* _What to do_: Each record should be given back exactly, with none missing.

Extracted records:
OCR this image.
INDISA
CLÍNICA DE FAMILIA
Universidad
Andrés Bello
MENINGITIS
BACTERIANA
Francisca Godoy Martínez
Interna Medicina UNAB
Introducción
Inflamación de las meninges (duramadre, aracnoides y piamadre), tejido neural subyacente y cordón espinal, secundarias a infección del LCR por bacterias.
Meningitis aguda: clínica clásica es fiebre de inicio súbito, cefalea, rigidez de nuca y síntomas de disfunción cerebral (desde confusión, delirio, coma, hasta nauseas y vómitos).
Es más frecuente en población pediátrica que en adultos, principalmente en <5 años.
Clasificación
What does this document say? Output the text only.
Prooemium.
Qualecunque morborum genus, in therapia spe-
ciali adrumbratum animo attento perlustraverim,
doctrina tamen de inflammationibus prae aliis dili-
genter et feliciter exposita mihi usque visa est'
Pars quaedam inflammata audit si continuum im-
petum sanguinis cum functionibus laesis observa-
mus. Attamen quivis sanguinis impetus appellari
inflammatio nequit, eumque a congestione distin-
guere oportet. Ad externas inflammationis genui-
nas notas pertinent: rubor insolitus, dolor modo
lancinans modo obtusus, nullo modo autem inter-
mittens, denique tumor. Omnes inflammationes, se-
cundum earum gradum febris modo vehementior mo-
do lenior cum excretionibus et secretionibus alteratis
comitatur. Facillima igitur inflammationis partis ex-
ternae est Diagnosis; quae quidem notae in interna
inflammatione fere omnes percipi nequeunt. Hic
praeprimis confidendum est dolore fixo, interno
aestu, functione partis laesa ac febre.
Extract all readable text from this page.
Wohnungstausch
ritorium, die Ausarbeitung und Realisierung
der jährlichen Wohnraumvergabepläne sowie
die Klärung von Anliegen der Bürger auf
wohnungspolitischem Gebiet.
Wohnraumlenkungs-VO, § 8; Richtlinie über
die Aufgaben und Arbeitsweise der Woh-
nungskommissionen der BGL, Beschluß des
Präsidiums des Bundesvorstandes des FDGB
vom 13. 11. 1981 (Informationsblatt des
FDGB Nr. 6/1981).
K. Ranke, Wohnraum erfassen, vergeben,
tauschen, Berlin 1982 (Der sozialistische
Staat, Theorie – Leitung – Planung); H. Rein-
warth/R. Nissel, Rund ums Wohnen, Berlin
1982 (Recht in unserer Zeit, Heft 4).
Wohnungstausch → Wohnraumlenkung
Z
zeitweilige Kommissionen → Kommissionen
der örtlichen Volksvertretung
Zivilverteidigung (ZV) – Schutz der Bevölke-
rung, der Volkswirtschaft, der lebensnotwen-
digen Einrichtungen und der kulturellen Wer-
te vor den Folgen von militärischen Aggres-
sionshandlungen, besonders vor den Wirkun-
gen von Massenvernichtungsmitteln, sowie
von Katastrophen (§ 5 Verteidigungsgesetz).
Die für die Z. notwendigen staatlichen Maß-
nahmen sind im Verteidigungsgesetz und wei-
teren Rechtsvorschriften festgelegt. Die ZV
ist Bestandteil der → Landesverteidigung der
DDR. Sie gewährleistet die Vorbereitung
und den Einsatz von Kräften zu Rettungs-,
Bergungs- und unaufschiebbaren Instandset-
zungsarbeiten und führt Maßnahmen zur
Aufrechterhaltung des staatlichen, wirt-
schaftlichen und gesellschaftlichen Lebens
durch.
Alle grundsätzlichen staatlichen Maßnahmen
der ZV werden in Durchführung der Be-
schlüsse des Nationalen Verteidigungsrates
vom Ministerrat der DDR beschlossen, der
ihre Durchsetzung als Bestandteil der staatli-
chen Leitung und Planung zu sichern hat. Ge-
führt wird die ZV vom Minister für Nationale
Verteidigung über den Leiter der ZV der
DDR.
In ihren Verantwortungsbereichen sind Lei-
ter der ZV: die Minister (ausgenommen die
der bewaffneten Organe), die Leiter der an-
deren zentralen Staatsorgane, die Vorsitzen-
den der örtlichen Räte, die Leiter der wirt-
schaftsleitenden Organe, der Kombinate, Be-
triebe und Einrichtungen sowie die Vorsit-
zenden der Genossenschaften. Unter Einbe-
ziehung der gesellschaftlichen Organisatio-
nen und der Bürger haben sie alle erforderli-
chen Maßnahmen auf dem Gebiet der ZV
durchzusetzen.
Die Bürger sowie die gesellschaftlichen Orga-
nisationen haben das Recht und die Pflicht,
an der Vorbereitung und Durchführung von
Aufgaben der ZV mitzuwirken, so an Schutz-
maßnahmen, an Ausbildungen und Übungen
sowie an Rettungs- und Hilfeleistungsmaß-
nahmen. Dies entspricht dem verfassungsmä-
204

* _Answer below_:
OCR this image.
INDISA
CLÍNICA DE FAMILIA
Universidad
Andrés Bello
MENINGITIS
BACTERIANA
Francisca Godoy Martínez
Interna Medicina UNAB
Introducción
Inflamación de las meninges (duramadre, aracnoides y piamadre), tejido neural subyacente y cordón espinal, secundarias a infección del LCR por bacterias.
Meningitis aguda: clínica clásica es fiebre de inicio súbito, cefalea, rigidez de nuca y síntomas de disfunción cerebral (desde confusión, delirio, coma, hasta nauseas y vómitos).
Es más frecuente en población pediátrica que en adultos, principalmente en <5 años.
Clasificación
What does this document say? Output the text only.
Prooemium.
Qualecunque morborum genus, in therapia spe-
ciali adrumbratum animo attento perlustraverim,
doctrina tamen de inflammationibus prae aliis dili-
genter et feliciter exposita mihi usque visa est'
Pars quaedam inflammata audit si continuum im-
petum sanguinis cum functionibus laesis observa-
mus. Attamen quivis sanguinis impetus appellari
inflammatio nequit, eumque a congestione distin-
guere oportet. Ad externas inflammationis genui-
nas notas pertinent: rubor insolitus, dolor modo
lancinans modo obtusus, nullo modo autem inter-
mittens, denique tumor. Omnes inflammationes, se-
cundum earum gradum febris modo vehementior mo-
do lenior cum excretionibus et secretionibus alteratis
comitatur. Facillima igitur inflammationis partis ex-
ternae est Diagnosis; quae quidem notae in interna
inflammatione fere omnes percipi nequeunt. Hic
praeprimis confidendum est dolore fixo, interno
aestu, functione partis laesa ac febre.
Extract all readable text from this page.
Wohnungstausch
ritorium, die Ausarbeitung und Realisierung
der jährlichen Wohnraumvergabepläne sowie
die Klärung von Anliegen der Bürger auf
wohnungspolitischem Gebiet.
Wohnraumlenkungs-VO, § 8; Richtlinie über
die Aufgaben und Arbeitsweise der Woh-
nungskommissionen der BGL, Beschluß des
Präsidiums des Bundesvorstandes des FDGB
vom 13. 11. 1981 (Informationsblatt des
FDGB Nr. 6/1981).
K. Ranke, Wohnraum erfassen, vergeben,
tauschen, Berlin 1982 (Der sozialistische
Staat, Theorie – Leitung – Planung); H. Rein-
warth/R. Nissel, Rund ums Wohnen, Berlin
1982 (Recht in unserer Zeit, Heft 4).
Wohnungstausch → Wohnraumlenkung
Z
zeitweilige Kommissionen → Kommissionen
der örtlichen Volksvertretung
Zivilverteidigung (ZV) – Schutz der Bevölke-
rung, der Volkswirtschaft, der lebensnotwen-
digen Einrichtungen und der kulturellen Wer-
te vor den Folgen von militärischen Aggres-
sionshandlungen, besonders vor den Wirkun-
gen von Massenvernichtungsmitteln, sowie
von Katastrophen (§ 5 Verteidigungsgesetz).
Die für die Z. notwendigen staatlichen Maß-
nahmen sind im Verteidigungsgesetz und wei-
teren Rechtsvorschriften festgelegt. Die ZV
ist Bestandteil der → Landesverteidigung der
DDR. Sie gewährleistet die Vorbereitung
und den Einsatz von Kräften zu Rettungs-,
Bergungs- und unaufschiebbaren Instandset-
zungsarbeiten und führt Maßnahmen zur
Aufrechterhaltung des staatlichen, wirt-
schaftlichen und gesellschaftlichen Lebens
durch.
Alle grundsätzlichen staatlichen Maßnahmen
der ZV werden in Durchführung der Be-
schlüsse des Nationalen Verteidigungsrates
vom Ministerrat der DDR beschlossen, der
ihre Durchsetzung als Bestandteil der staatli-
chen Leitung und Planung zu sichern hat. Ge-
führt wird die ZV vom Minister für Nationale
Verteidigung über den Leiter der ZV der
DDR.
In ihren Verantwortungsbereichen sind Lei-
ter der ZV: die Minister (ausgenommen die
der bewaffneten Organe), die Leiter der an-
deren zentralen Staatsorgane, die Vorsitzen-
den der örtlichen Räte, die Leiter der wirt-
schaftsleitenden Organe, der Kombinate, Be-
triebe und Einrichtungen sowie die Vorsit-
zenden der Genossenschaften. Unter Einbe-
ziehung der gesellschaftlichen Organisatio-
nen und der Bürger haben sie alle erforderli-
chen Maßnahmen auf dem Gebiet der ZV
durchzusetzen.
Die Bürger sowie die gesellschaftlichen Orga-
nisationen haben das Recht und die Pflicht,
an der Vorbereitung und Durchführung von
Aufgaben der ZV mitzuwirken, so an Schutz-
maßnahmen, an Ausbildungen und Übungen
sowie an Rettungs- und Hilfeleistungsmaß-
nahmen. Dies entspricht dem verfassungsmä-
204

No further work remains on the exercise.